## [What this task involves]
Below is some material; set it all down exactly, apart from the pictures.

## [Supplied records]
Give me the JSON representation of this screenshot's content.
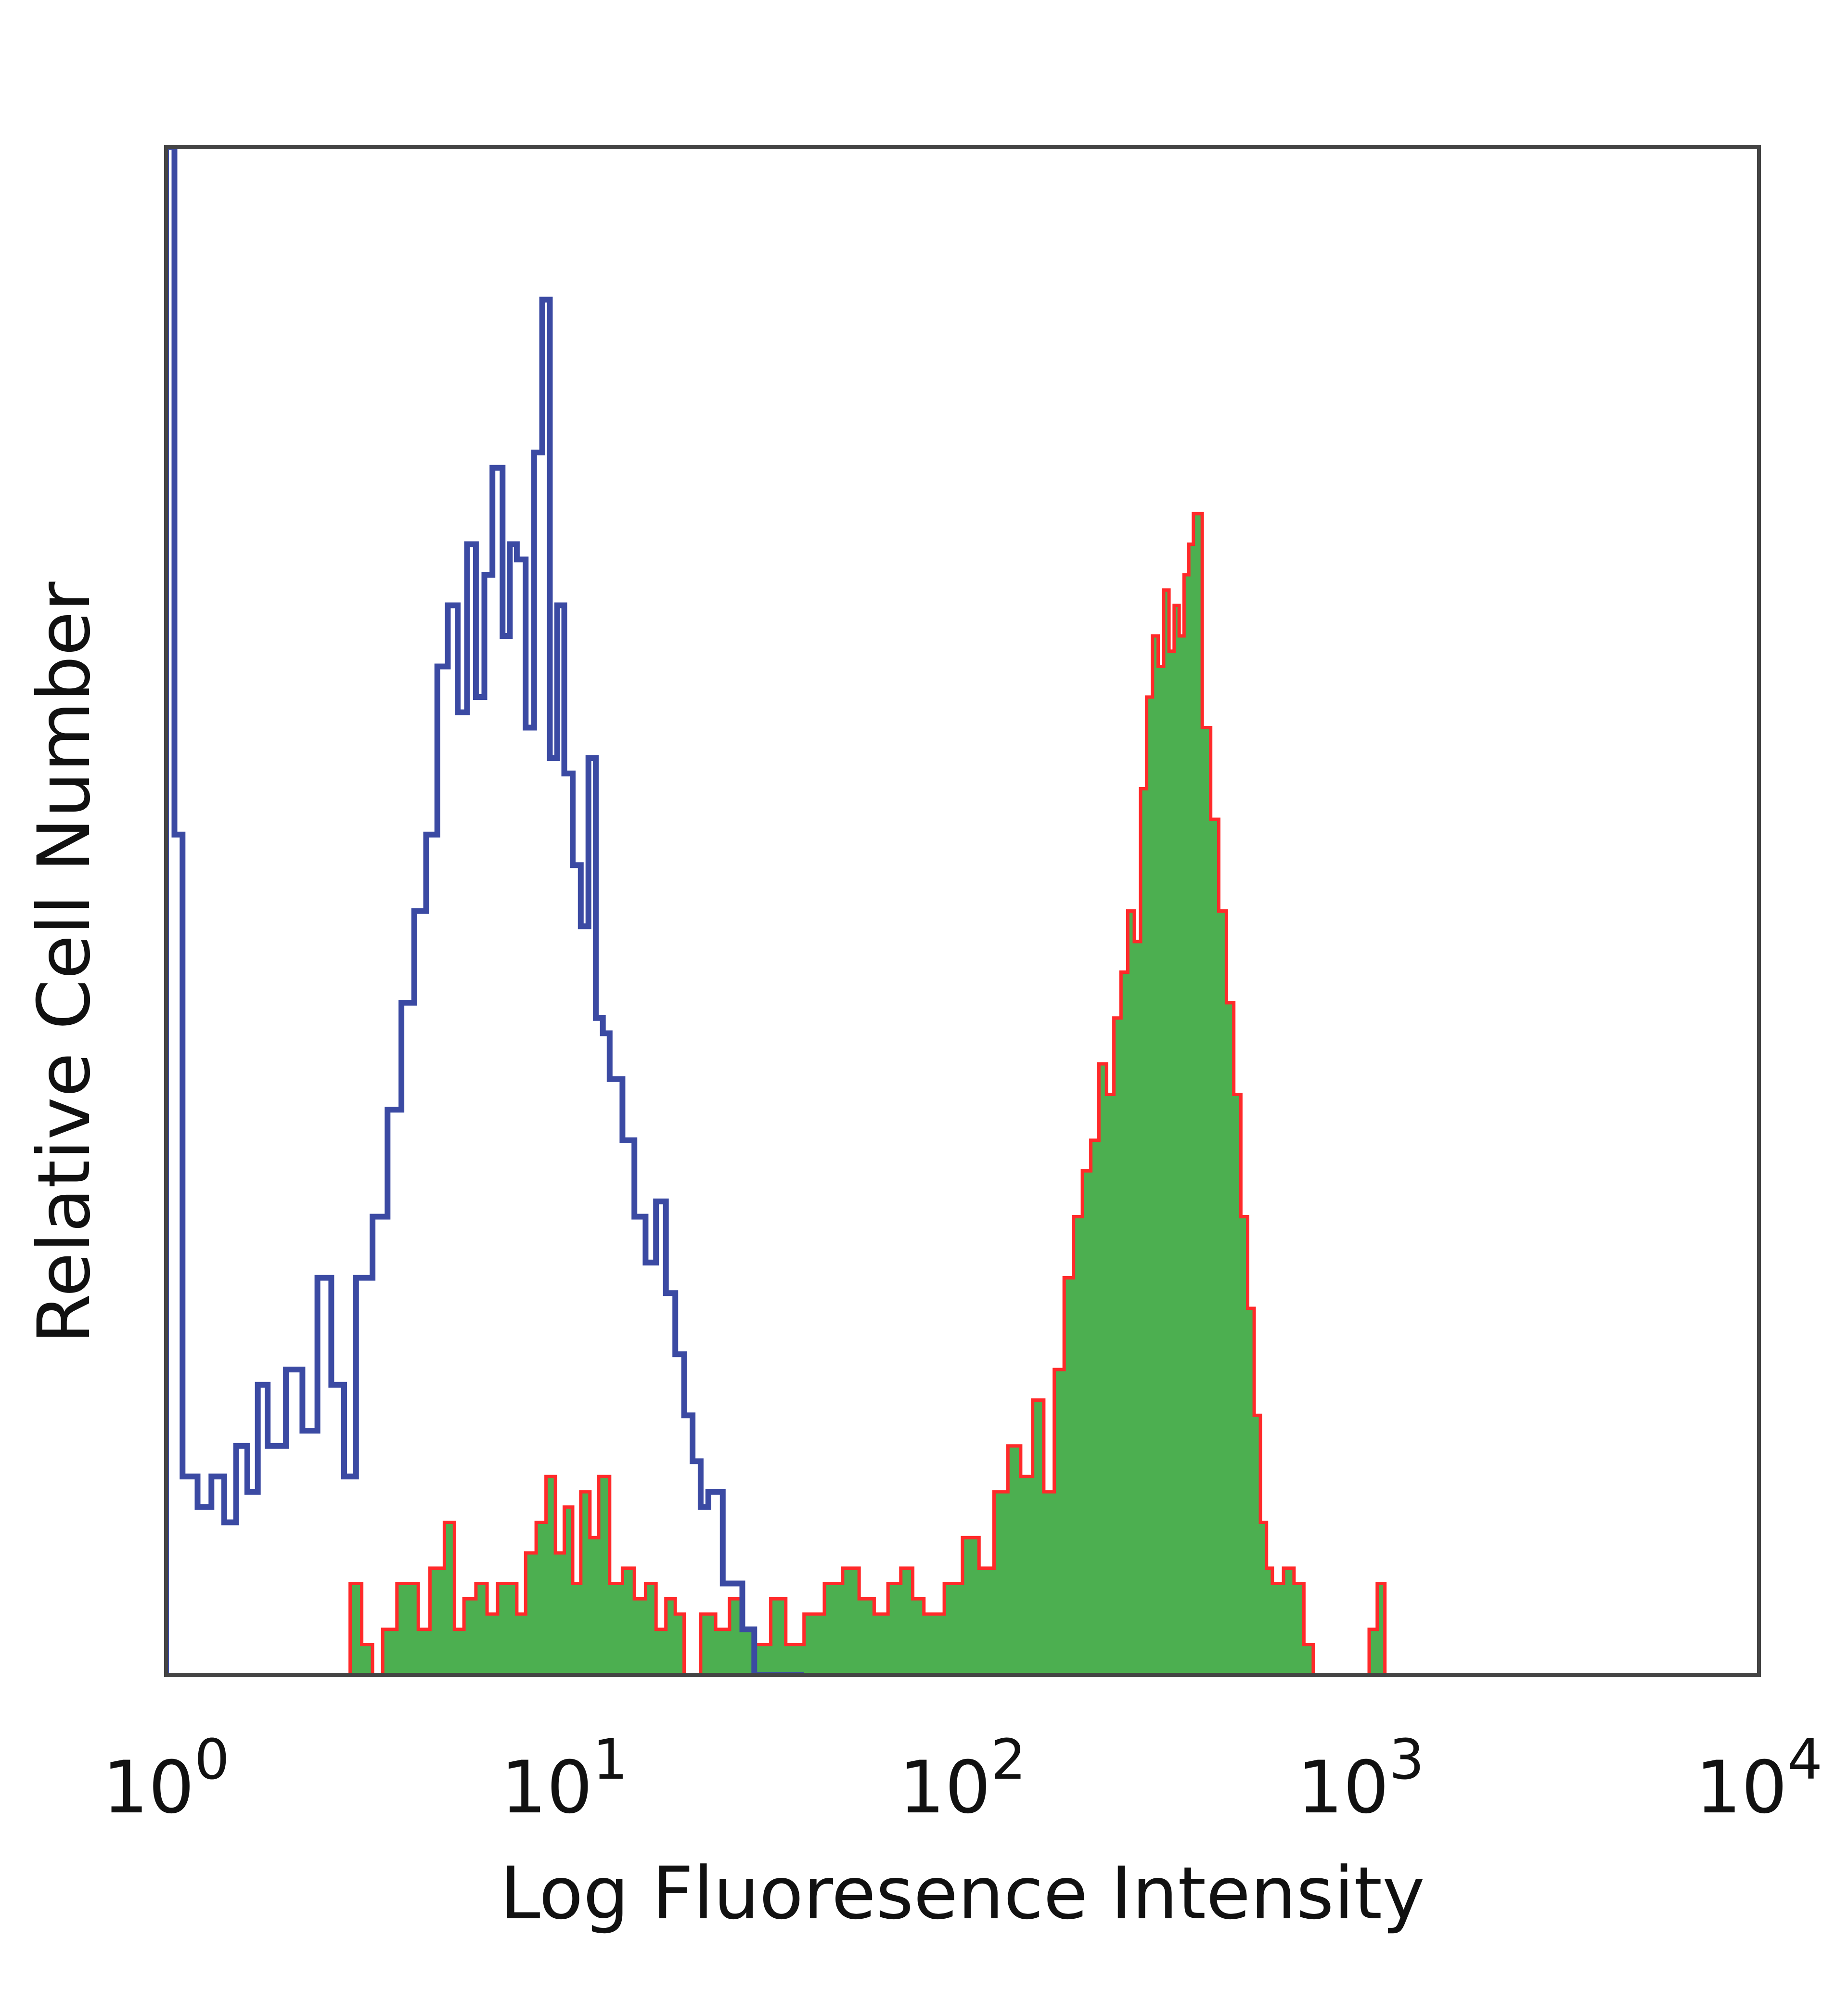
{
  "chart_data": {
    "type": "area",
    "xlabel": "Log Fluoresence Intensity",
    "ylabel": "Relative Cell Number",
    "x_scale": "log",
    "xlim": [
      1,
      10000
    ],
    "ylim": [
      0,
      1.0
    ],
    "x_ticks": [
      {
        "value": 1,
        "base": "10",
        "exp": "0"
      },
      {
        "value": 10,
        "base": "10",
        "exp": "1"
      },
      {
        "value": 100,
        "base": "10",
        "exp": "2"
      },
      {
        "value": 1000,
        "base": "10",
        "exp": "3"
      },
      {
        "value": 10000,
        "base": "10",
        "exp": "4"
      }
    ],
    "grid": false,
    "colors": {
      "unstained_line": "#3b4aa3",
      "stained_fill": "#4caf50",
      "stained_outline": "#ff2a2a"
    },
    "series": [
      {
        "style": "line",
        "color": "#3b4aa3",
        "x": [
          1.0,
          1.05,
          1.1,
          1.2,
          1.3,
          1.4,
          1.5,
          1.6,
          1.7,
          1.8,
          2.0,
          2.2,
          2.4,
          2.6,
          2.8,
          3.0,
          3.3,
          3.6,
          3.9,
          4.2,
          4.5,
          4.8,
          5.1,
          5.4,
          5.7,
          6.0,
          6.3,
          6.6,
          7.0,
          7.3,
          7.6,
          8.0,
          8.4,
          8.8,
          9.2,
          9.6,
          10.0,
          10.5,
          11.0,
          11.5,
          12.0,
          12.5,
          13.0,
          14.0,
          15.0,
          16.0,
          17.0,
          18.0,
          19.0,
          20.0,
          21.0,
          22.0,
          23.0,
          25.0,
          28.0,
          30.0,
          35.0,
          40.0
        ],
        "y": [
          1.0,
          0.55,
          0.13,
          0.11,
          0.13,
          0.1,
          0.15,
          0.12,
          0.19,
          0.15,
          0.2,
          0.16,
          0.26,
          0.19,
          0.13,
          0.26,
          0.3,
          0.37,
          0.44,
          0.5,
          0.55,
          0.66,
          0.7,
          0.63,
          0.74,
          0.64,
          0.72,
          0.79,
          0.68,
          0.74,
          0.73,
          0.62,
          0.8,
          0.9,
          0.6,
          0.7,
          0.59,
          0.53,
          0.49,
          0.6,
          0.43,
          0.42,
          0.39,
          0.35,
          0.3,
          0.27,
          0.31,
          0.25,
          0.21,
          0.17,
          0.14,
          0.11,
          0.12,
          0.06,
          0.03,
          0.0,
          0.0,
          0.0
        ]
      },
      {
        "style": "filled",
        "color": "#4caf50",
        "x": [
          1.0,
          2.8,
          2.9,
          3.1,
          3.3,
          3.5,
          3.8,
          4.0,
          4.3,
          4.6,
          5.0,
          5.3,
          5.6,
          6.0,
          6.4,
          6.8,
          7.2,
          7.6,
          8.0,
          8.5,
          9.0,
          9.5,
          10.0,
          10.5,
          11.0,
          11.6,
          12.2,
          13.0,
          14.0,
          15.0,
          16.0,
          17.0,
          18.0,
          19.0,
          20.0,
          22.0,
          24.0,
          26.0,
          28.0,
          30.0,
          33.0,
          36.0,
          40.0,
          45.0,
          50.0,
          55.0,
          60.0,
          65.0,
          70.0,
          75.0,
          80.0,
          90.0,
          100.0,
          110.0,
          120.0,
          130.0,
          140.0,
          150.0,
          160.0,
          170.0,
          180.0,
          190.0,
          200.0,
          210.0,
          220.0,
          230.0,
          240.0,
          250.0,
          260.0,
          270.0,
          280.0,
          290.0,
          300.0,
          310.0,
          320.0,
          330.0,
          340.0,
          350.0,
          360.0,
          370.0,
          380.0,
          390.0,
          400.0,
          420.0,
          440.0,
          460.0,
          480.0,
          500.0,
          520.0,
          540.0,
          560.0,
          580.0,
          600.0,
          640.0,
          680.0,
          720.0,
          760.0,
          800.0,
          900.0,
          1000.0,
          1050.0,
          1100.0,
          1150.0
        ],
        "y": [
          0.0,
          0.0,
          0.06,
          0.02,
          0.0,
          0.03,
          0.06,
          0.06,
          0.03,
          0.07,
          0.1,
          0.03,
          0.05,
          0.06,
          0.04,
          0.06,
          0.06,
          0.04,
          0.08,
          0.1,
          0.13,
          0.08,
          0.11,
          0.06,
          0.12,
          0.09,
          0.13,
          0.06,
          0.07,
          0.05,
          0.06,
          0.03,
          0.05,
          0.04,
          0.0,
          0.04,
          0.03,
          0.05,
          0.03,
          0.02,
          0.05,
          0.02,
          0.04,
          0.06,
          0.07,
          0.05,
          0.04,
          0.06,
          0.07,
          0.05,
          0.04,
          0.06,
          0.09,
          0.07,
          0.12,
          0.15,
          0.13,
          0.18,
          0.12,
          0.2,
          0.26,
          0.3,
          0.33,
          0.35,
          0.4,
          0.38,
          0.43,
          0.46,
          0.5,
          0.48,
          0.58,
          0.64,
          0.68,
          0.66,
          0.71,
          0.67,
          0.7,
          0.68,
          0.72,
          0.74,
          0.76,
          0.76,
          0.62,
          0.56,
          0.5,
          0.44,
          0.38,
          0.3,
          0.24,
          0.17,
          0.1,
          0.07,
          0.06,
          0.07,
          0.06,
          0.02,
          0.0,
          0.0,
          0.0,
          0.0,
          0.03,
          0.06,
          0.0
        ]
      }
    ]
  }
}
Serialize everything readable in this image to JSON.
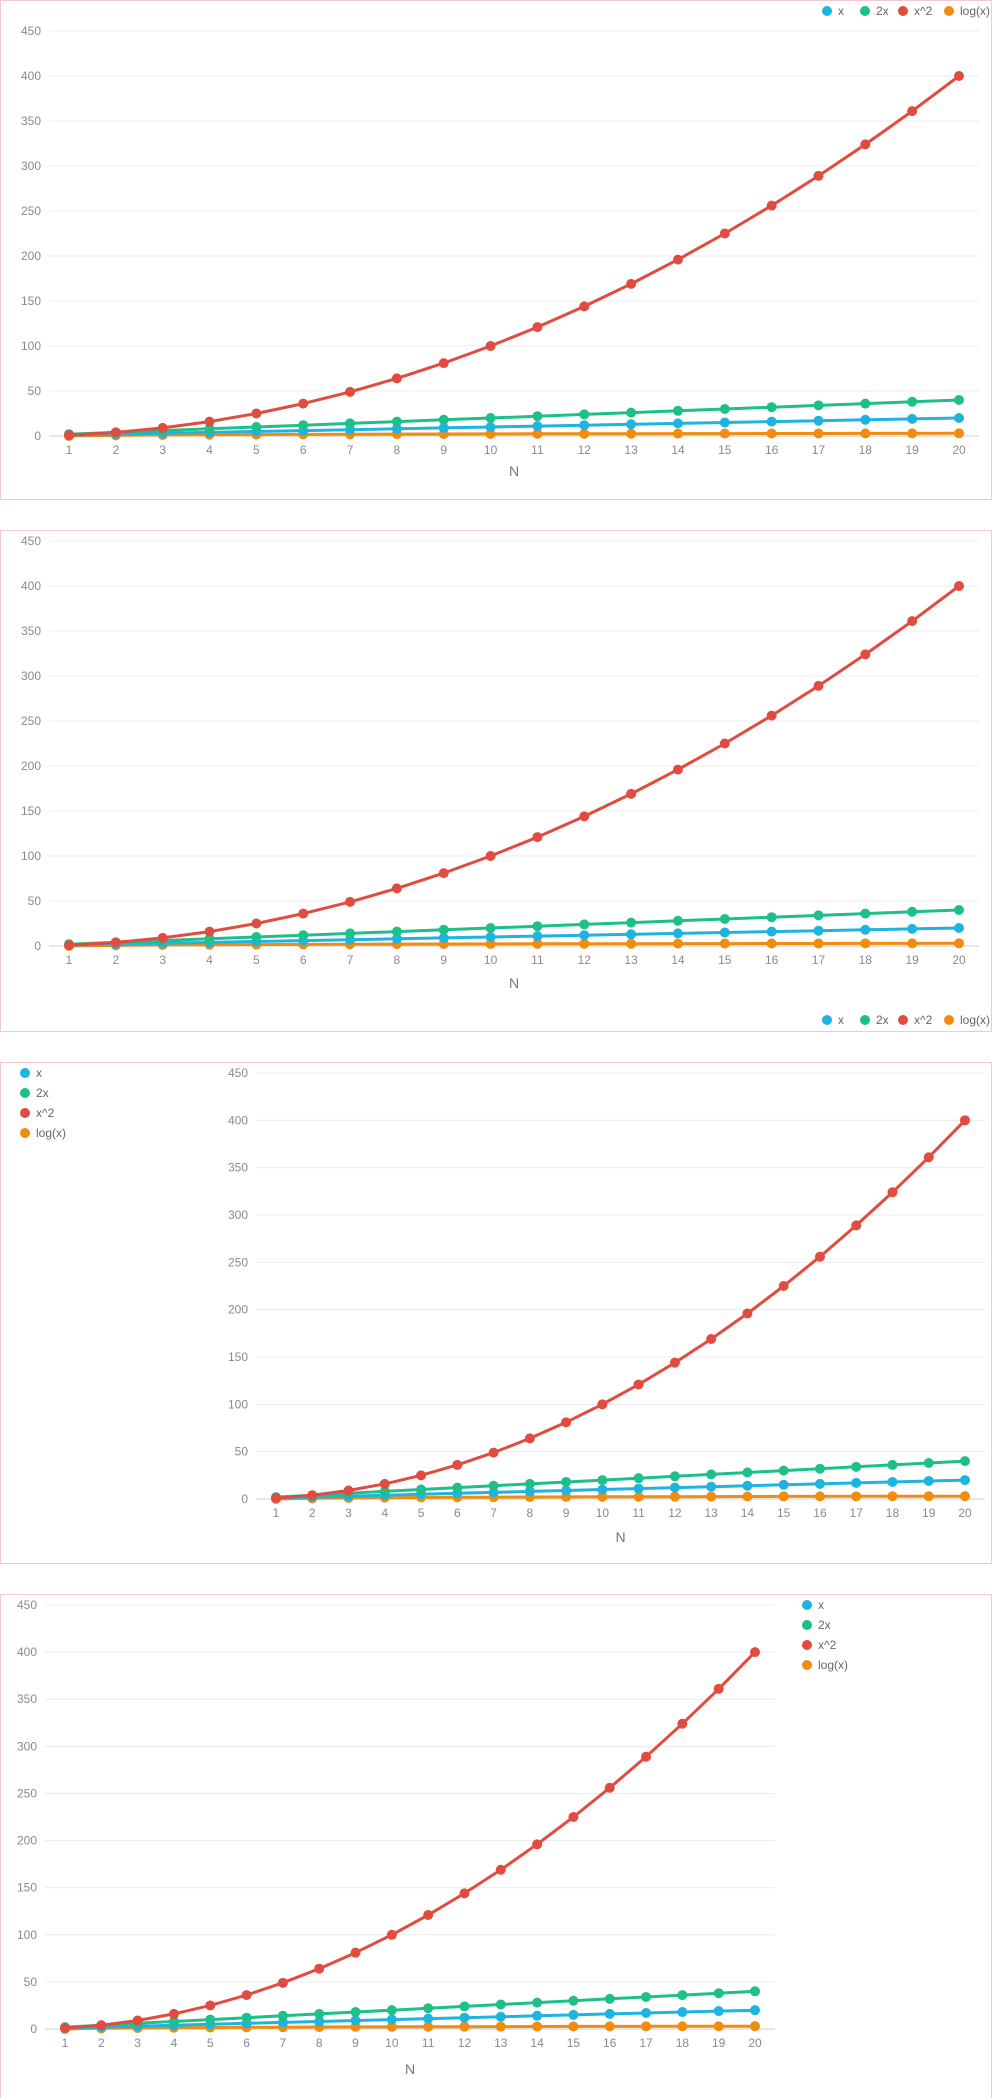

## [Reply]
Give me the JSON representation of this screenshot's content.
{
  "chart_data": {
    "type": "area",
    "xlabel": "Log Fluoresence Intensity",
    "ylabel": "Relative Cell Number",
    "x_scale": "log",
    "xlim": [
      1,
      10000
    ],
    "ylim": [
      0,
      1.0
    ],
    "x_ticks": [
      {
        "value": 1,
        "base": "10",
        "exp": "0"
      },
      {
        "value": 10,
        "base": "10",
        "exp": "1"
      },
      {
        "value": 100,
        "base": "10",
        "exp": "2"
      },
      {
        "value": 1000,
        "base": "10",
        "exp": "3"
      },
      {
        "value": 10000,
        "base": "10",
        "exp": "4"
      }
    ],
    "grid": false,
    "colors": {
      "unstained_line": "#3b4aa3",
      "stained_fill": "#4caf50",
      "stained_outline": "#ff2a2a"
    },
    "series": [
      {
        "style": "line",
        "color": "#3b4aa3",
        "x": [
          1.0,
          1.05,
          1.1,
          1.2,
          1.3,
          1.4,
          1.5,
          1.6,
          1.7,
          1.8,
          2.0,
          2.2,
          2.4,
          2.6,
          2.8,
          3.0,
          3.3,
          3.6,
          3.9,
          4.2,
          4.5,
          4.8,
          5.1,
          5.4,
          5.7,
          6.0,
          6.3,
          6.6,
          7.0,
          7.3,
          7.6,
          8.0,
          8.4,
          8.8,
          9.2,
          9.6,
          10.0,
          10.5,
          11.0,
          11.5,
          12.0,
          12.5,
          13.0,
          14.0,
          15.0,
          16.0,
          17.0,
          18.0,
          19.0,
          20.0,
          21.0,
          22.0,
          23.0,
          25.0,
          28.0,
          30.0,
          35.0,
          40.0
        ],
        "y": [
          1.0,
          0.55,
          0.13,
          0.11,
          0.13,
          0.1,
          0.15,
          0.12,
          0.19,
          0.15,
          0.2,
          0.16,
          0.26,
          0.19,
          0.13,
          0.26,
          0.3,
          0.37,
          0.44,
          0.5,
          0.55,
          0.66,
          0.7,
          0.63,
          0.74,
          0.64,
          0.72,
          0.79,
          0.68,
          0.74,
          0.73,
          0.62,
          0.8,
          0.9,
          0.6,
          0.7,
          0.59,
          0.53,
          0.49,
          0.6,
          0.43,
          0.42,
          0.39,
          0.35,
          0.3,
          0.27,
          0.31,
          0.25,
          0.21,
          0.17,
          0.14,
          0.11,
          0.12,
          0.06,
          0.03,
          0.0,
          0.0,
          0.0
        ]
      },
      {
        "style": "filled",
        "color": "#4caf50",
        "x": [
          1.0,
          2.8,
          2.9,
          3.1,
          3.3,
          3.5,
          3.8,
          4.0,
          4.3,
          4.6,
          5.0,
          5.3,
          5.6,
          6.0,
          6.4,
          6.8,
          7.2,
          7.6,
          8.0,
          8.5,
          9.0,
          9.5,
          10.0,
          10.5,
          11.0,
          11.6,
          12.2,
          13.0,
          14.0,
          15.0,
          16.0,
          17.0,
          18.0,
          19.0,
          20.0,
          22.0,
          24.0,
          26.0,
          28.0,
          30.0,
          33.0,
          36.0,
          40.0,
          45.0,
          50.0,
          55.0,
          60.0,
          65.0,
          70.0,
          75.0,
          80.0,
          90.0,
          100.0,
          110.0,
          120.0,
          130.0,
          140.0,
          150.0,
          160.0,
          170.0,
          180.0,
          190.0,
          200.0,
          210.0,
          220.0,
          230.0,
          240.0,
          250.0,
          260.0,
          270.0,
          280.0,
          290.0,
          300.0,
          310.0,
          320.0,
          330.0,
          340.0,
          350.0,
          360.0,
          370.0,
          380.0,
          390.0,
          400.0,
          420.0,
          440.0,
          460.0,
          480.0,
          500.0,
          520.0,
          540.0,
          560.0,
          580.0,
          600.0,
          640.0,
          680.0,
          720.0,
          760.0,
          800.0,
          900.0,
          1000.0,
          1050.0,
          1100.0,
          1150.0
        ],
        "y": [
          0.0,
          0.0,
          0.06,
          0.02,
          0.0,
          0.03,
          0.06,
          0.06,
          0.03,
          0.07,
          0.1,
          0.03,
          0.05,
          0.06,
          0.04,
          0.06,
          0.06,
          0.04,
          0.08,
          0.1,
          0.13,
          0.08,
          0.11,
          0.06,
          0.12,
          0.09,
          0.13,
          0.06,
          0.07,
          0.05,
          0.06,
          0.03,
          0.05,
          0.04,
          0.0,
          0.04,
          0.03,
          0.05,
          0.03,
          0.02,
          0.05,
          0.02,
          0.04,
          0.06,
          0.07,
          0.05,
          0.04,
          0.06,
          0.07,
          0.05,
          0.04,
          0.06,
          0.09,
          0.07,
          0.12,
          0.15,
          0.13,
          0.18,
          0.12,
          0.2,
          0.26,
          0.3,
          0.33,
          0.35,
          0.4,
          0.38,
          0.43,
          0.46,
          0.5,
          0.48,
          0.58,
          0.64,
          0.68,
          0.66,
          0.71,
          0.67,
          0.7,
          0.68,
          0.72,
          0.74,
          0.76,
          0.76,
          0.62,
          0.56,
          0.5,
          0.44,
          0.38,
          0.3,
          0.24,
          0.17,
          0.1,
          0.07,
          0.06,
          0.07,
          0.06,
          0.02,
          0.0,
          0.0,
          0.0,
          0.0,
          0.03,
          0.06,
          0.0
        ]
      }
    ]
  }
}
Serialize everything readable in this image to JSON.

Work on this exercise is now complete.